**WHAT YOU NEED TO DO:** Copy each line with the word "values" in it.

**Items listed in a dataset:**

· · · · · · ·

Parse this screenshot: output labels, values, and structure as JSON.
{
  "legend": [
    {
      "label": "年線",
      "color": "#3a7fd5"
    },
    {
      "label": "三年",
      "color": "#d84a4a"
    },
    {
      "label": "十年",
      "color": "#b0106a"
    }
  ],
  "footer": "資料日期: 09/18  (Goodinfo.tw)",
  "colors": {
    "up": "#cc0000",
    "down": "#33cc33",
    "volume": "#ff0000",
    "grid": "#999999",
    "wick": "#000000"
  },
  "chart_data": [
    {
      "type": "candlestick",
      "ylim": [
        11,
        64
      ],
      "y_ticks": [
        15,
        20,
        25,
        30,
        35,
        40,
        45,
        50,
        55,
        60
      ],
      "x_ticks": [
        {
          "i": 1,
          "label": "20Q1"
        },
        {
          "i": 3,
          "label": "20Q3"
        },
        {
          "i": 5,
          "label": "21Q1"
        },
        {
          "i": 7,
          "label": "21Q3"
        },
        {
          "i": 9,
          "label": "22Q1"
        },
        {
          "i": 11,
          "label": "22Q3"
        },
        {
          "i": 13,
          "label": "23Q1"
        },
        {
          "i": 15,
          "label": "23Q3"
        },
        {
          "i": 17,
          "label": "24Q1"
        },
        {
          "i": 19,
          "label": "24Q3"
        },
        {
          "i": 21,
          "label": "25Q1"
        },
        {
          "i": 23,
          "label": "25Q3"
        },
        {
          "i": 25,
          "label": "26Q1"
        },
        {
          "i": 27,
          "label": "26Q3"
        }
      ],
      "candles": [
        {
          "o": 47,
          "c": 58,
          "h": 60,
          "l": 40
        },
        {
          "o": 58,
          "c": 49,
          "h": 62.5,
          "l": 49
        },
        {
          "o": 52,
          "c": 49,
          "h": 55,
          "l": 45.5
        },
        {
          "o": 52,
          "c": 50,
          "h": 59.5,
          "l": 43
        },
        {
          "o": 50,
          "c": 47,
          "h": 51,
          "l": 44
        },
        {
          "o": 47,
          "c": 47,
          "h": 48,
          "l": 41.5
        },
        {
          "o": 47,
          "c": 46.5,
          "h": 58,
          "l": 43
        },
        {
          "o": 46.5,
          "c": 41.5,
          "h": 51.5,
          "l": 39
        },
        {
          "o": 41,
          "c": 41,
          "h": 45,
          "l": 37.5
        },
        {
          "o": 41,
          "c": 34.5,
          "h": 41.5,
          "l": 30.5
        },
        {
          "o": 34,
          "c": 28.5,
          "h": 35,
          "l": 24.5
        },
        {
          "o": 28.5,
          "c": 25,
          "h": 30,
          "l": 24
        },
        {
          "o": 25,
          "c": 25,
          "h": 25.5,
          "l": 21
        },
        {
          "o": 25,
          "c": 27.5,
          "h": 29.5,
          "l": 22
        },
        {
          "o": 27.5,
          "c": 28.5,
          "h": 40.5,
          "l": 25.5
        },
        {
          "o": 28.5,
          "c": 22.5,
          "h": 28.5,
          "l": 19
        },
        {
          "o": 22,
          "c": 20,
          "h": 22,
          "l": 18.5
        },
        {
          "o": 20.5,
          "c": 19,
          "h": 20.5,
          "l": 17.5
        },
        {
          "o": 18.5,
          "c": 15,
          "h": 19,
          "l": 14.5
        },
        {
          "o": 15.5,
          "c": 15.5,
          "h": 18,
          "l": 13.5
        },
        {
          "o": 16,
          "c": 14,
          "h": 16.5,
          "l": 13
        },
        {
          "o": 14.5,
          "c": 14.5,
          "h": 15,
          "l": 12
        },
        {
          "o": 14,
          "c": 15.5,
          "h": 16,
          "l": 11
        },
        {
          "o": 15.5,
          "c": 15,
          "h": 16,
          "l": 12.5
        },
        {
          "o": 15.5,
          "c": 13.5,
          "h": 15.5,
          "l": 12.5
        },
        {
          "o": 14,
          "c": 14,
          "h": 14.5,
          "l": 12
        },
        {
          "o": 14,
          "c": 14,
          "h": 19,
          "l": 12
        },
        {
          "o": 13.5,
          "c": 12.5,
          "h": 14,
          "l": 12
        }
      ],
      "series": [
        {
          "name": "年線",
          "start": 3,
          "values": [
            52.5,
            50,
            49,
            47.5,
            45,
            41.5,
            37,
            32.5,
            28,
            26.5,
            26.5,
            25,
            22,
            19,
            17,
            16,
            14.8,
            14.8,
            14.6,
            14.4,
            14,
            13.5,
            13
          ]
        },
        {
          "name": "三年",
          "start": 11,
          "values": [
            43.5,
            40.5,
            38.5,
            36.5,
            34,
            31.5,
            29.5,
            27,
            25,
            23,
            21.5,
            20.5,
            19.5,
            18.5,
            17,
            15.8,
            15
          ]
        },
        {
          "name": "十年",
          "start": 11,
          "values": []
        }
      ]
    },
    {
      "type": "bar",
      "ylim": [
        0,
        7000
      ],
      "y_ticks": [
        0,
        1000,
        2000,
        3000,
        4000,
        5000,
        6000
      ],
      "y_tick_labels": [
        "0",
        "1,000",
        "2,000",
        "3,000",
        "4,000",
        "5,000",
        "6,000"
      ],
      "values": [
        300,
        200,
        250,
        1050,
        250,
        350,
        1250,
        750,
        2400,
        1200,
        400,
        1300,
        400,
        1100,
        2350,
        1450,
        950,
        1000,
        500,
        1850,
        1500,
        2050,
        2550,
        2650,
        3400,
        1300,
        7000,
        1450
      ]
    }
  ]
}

· · · · · · ·

**SOLVED PROBLEM:**
Parse this screenshot: output labels, values, and structure as JSON.
          "values": [
          "values": [
          "values": []
      "values": [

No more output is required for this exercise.